What is expected: Transcribe the passage on drone geofencing word for word, between "Each drone uses" and "at any time.", inclusive.

Source:

-------

Trueblood is currently leading the undocumented orphaned wells project to locate undocumented, abandoned gas and oil wells in Osage, Oklahoma.
“Being able to send a swarm to rapidly search an area to detect leaking methane instead of just one drone at a time will be a significant workforce multiplier,” Trueblood said.
To prevent drones from leaving the Laboratory’s campus, the autonomous drones have a soft geofence, a hard geofence, and an emergency stop. A geofence is a predefined virtual boundary to constrain the flight area of a drone.
Each drone uses its GPS to monitor if it is approaching or has breached a fence. If a drone reaches the soft fence, it will immediately return to the home base from where it took off; if a drone reaches the hard fence, its motors will automatically shut off. An operator also can trigger an emergency stop to immediately shutdown the drone’s motor at any time.
“An operator can choose between multiple emergency commands, including hold, land, return to home and disarm to shut down the drone's motors. The emergency commands can be sent to individual drones or the entire swarm at any time,” Reimer said.
To keep onsite Laboratory employees safe, the Autonomous Sensors team will place barricades and signs at the entry points and/or install access-controlled gates at the field-test entry points. When operating the sUASs, the team also will notify the LLNL protective forces division to limit access to the field-test areas and use the visual observers and ground crew.

-------

Material:
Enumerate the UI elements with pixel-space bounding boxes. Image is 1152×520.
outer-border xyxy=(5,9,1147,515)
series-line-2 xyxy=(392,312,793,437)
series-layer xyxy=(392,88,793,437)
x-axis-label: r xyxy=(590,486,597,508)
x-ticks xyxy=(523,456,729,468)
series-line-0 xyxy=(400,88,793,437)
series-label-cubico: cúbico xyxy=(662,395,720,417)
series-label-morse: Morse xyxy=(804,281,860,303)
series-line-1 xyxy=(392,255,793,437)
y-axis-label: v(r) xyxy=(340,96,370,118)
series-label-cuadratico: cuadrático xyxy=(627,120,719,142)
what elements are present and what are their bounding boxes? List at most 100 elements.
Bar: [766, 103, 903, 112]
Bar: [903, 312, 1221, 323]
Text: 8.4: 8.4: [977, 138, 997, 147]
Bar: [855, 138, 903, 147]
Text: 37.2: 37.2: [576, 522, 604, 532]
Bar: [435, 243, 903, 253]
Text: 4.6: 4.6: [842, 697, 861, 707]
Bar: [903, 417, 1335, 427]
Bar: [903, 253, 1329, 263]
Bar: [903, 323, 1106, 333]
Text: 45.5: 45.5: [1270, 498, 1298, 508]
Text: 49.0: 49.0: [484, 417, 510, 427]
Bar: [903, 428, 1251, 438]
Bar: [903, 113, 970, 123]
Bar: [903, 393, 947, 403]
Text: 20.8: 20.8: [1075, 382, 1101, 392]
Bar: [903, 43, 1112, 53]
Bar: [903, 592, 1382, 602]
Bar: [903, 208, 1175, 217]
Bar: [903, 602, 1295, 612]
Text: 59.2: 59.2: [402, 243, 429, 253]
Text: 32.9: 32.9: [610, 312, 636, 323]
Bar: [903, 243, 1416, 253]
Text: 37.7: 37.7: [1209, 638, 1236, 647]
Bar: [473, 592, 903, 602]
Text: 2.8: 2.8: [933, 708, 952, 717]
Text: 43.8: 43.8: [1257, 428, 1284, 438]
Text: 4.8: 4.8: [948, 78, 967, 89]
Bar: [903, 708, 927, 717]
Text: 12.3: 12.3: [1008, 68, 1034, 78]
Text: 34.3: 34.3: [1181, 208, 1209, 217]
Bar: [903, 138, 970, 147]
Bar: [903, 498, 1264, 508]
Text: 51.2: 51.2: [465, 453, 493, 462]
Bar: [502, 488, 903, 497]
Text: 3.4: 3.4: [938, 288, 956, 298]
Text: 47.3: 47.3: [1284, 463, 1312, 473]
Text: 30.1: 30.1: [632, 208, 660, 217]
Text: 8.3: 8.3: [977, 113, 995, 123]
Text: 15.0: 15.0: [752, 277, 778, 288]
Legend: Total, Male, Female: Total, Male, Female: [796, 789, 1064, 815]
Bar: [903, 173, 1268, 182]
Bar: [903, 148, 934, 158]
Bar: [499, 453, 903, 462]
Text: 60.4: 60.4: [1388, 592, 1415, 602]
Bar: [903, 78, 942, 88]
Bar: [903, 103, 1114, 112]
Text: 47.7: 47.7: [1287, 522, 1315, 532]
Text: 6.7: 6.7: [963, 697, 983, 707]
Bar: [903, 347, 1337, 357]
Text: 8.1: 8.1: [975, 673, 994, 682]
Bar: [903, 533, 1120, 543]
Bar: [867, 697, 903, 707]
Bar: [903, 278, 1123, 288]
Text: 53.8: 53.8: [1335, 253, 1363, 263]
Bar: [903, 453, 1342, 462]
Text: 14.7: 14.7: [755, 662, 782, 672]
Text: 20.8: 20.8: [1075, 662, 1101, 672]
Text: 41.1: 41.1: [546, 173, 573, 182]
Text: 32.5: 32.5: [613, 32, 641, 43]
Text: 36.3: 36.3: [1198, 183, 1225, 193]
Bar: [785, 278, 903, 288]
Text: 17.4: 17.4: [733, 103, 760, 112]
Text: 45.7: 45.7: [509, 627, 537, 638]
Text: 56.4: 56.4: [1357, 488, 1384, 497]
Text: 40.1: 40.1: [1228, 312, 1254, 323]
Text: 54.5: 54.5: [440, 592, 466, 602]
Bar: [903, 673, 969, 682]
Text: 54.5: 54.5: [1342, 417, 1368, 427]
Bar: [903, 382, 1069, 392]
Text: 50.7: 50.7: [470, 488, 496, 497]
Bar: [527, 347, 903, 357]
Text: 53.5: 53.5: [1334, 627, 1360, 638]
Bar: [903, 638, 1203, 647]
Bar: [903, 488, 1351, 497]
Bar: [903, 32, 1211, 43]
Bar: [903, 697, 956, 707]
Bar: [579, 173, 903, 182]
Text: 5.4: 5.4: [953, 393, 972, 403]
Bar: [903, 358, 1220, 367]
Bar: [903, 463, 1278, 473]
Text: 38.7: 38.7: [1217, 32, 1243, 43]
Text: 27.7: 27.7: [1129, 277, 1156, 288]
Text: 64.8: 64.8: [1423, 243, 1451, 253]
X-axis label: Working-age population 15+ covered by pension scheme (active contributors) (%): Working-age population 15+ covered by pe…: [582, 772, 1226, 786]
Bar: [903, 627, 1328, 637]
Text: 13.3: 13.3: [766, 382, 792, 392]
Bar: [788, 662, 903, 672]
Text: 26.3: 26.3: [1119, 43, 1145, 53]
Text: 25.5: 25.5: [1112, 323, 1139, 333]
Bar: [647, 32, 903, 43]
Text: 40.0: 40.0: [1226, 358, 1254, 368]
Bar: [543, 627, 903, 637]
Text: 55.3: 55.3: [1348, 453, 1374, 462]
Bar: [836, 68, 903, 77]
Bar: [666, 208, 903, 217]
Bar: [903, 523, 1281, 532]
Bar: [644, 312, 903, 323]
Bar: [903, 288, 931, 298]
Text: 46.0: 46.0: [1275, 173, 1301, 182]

-------

Task response:
Each drone uses its GPS to monitor if it is approaching or has breached a fence. If a drone reaches the soft fence, it will immediately return to the home base from where it took off; if a drone reaches the hard fence, its motors will automatically shut off. An operator also can trigger an emergency stop to immediately shutdown the drone’s motor at any time.